Задание 1: Перепиши слово в слово все строки из записей со списками координат рамок.

Слезы были. Но мне удалось убедить родителей, что я не собираюсь убегать «в леса» и бросать университет. Уже через пару дней отец сказал мне: знаешь, а я все же рад, что ты крестился… теперь в твоих руках ключ от всей европейской культуры…
Потом их ждал новый шок: я объявил о своем намерении поступать в семинарию. Родители стали перебирать: кто из надежных людей для меня авторитет… Вспомнили: старый друг семьи, который был у меня репетитором еще в десятом классе. Это Вячеслав Андрианович Грихин, доцент филфака, великолепный знаток древнерусской литературы. Приехали к нему на чашку чая. И после светских любезностей — к делу: «Вячеслав Андрианович, а ведь у нас в семье беда. Андрюша в Бога поверил. Хочет в семинарию поступать». После довольно долгого молчания Вячеслав Андрианович тихо произнес: «Что ж, дай Бог, чтобы тебе удалось осуществить то, о чем я мечтал всю жизнь, да не сумел».
Таких открытий, надо сказать, мне потом предстояло немало. Люди, о вере которых и подозревать было невозможно, оказывались верующими. Как-то, уже будучи аспирантом, я попал на съезд молодых ученых. Там блистал Генрих Батищев — в те времена известный советский философ, немного диссидентствующий и поэтому, в частности, довольно чтимый молодежью. Он хорошо говорил, но одна странность царапала слух. Я не удержался — и после лекции подошел к Батищеву: «Знаете, Генрих Степанович, я просто не могу понять Вашей логики: почему в каждой фразе у Вас звучит «космос ждет», «космос заповедует». Нельзя о космосе так говорить… Если слово космос заменить словом Бог, тогда это станет понятным… А просто от космоса нечего ждать — это же какое-то безличностное бытие». Батищев вдруг стал озираться, потом отвел меня в сторону: «Андрей, вы все правильно поняли. Только знаете, это благословение моего духовника, чтобы я слово Бог в своих речах не употреблял…».
— Ваши родители не пострадали за сына?
— Пока я доучивался в университете и в аспирантуре — нет. Но едва только я перешел на работу в семинарию — мои повороты коснулись и судьбы отца. У него как раз тогда была перспектива поехать на работу в Париж, в ЮНЕСКО. Он был референтом академика Федосеева — ведущего идеолога советской поры; отцовская должность называлась «ученый секретарь секции общественных наук президиума Академии наук СССР». Но как только я подал документы в семинарию, сразу же соответствующая информация появилась в ЦК, оттуда — Федосееву. И отцу предложили «уйти по хорошему» — самому написать заявление об уходе… И Париж, конечно, отменился. А Федосеев еще звонил в минобороны, требуя, чтобы меня срочно призвали в армию. К счастью, там оказались здравомыслящие люди. Я ведь по окончании МГУ был уже лейтенантом, по военной специальности числился замполитом… Советской армии такие замполиты были совсем не нужны.
— Отец сильно переживал? Ваши отношения из-за этого не испортились?
— У меня хороший отец, бывший детдомовец. В нашей семье карьеристов не было.
— А в университете совсем не догадывались о перемене в Вашей жизни?
— К счастью, в те годы техника сдачи экзаменов по идеологическим предметам была хорошо отработана. Свою позицию можно было маскировать фразами типа «Маркс говорил об этом так» или «С точки зрения диамата, дело обстоит так». А о том, что думаю лично я, преподаватели не спрашивали.

Задание 2: Выпиши все фамилии, которые упоминаются в отрывке из интервью.

[Списки координат рамок]
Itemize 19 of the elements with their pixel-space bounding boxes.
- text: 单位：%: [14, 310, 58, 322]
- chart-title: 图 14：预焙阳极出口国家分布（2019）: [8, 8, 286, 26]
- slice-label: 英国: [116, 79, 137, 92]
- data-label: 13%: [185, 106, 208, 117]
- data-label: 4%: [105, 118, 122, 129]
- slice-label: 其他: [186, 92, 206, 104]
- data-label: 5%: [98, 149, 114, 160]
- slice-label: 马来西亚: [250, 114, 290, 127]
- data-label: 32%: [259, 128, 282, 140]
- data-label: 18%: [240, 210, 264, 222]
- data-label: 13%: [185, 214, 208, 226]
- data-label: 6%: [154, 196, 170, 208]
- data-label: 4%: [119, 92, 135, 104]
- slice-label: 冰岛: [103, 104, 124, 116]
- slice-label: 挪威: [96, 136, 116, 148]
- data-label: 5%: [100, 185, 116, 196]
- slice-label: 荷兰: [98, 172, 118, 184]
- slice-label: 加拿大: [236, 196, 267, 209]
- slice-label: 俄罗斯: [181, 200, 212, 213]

Ответ 1:
Itemize 19 of the elements with their pixel-space bounding boxes.
- text: 单位：%: [14, 310, 58, 322]
- chart-title: 图 14：预焙阳极出口国家分布（2019）: [8, 8, 286, 26]
- slice-label: 英国: [116, 79, 137, 92]
- data-label: 13%: [185, 106, 208, 117]
- data-label: 4%: [105, 118, 122, 129]
- slice-label: 其他: [186, 92, 206, 104]
- data-label: 5%: [98, 149, 114, 160]
- slice-label: 马来西亚: [250, 114, 290, 127]
- data-label: 32%: [259, 128, 282, 140]
- data-label: 18%: [240, 210, 264, 222]
- data-label: 13%: [185, 214, 208, 226]
- data-label: 6%: [154, 196, 170, 208]
- data-label: 4%: [119, 92, 135, 104]
- slice-label: 冰岛: [103, 104, 124, 116]
- slice-label: 挪威: [96, 136, 116, 148]
- data-label: 5%: [100, 185, 116, 196]
- slice-label: 荷兰: [98, 172, 118, 184]
- slice-label: 加拿大: [236, 196, 267, 209]
- slice-label: 俄罗斯: [181, 200, 212, 213]

Ответ 2: Грихин, Батищев, Федосеев, Маркс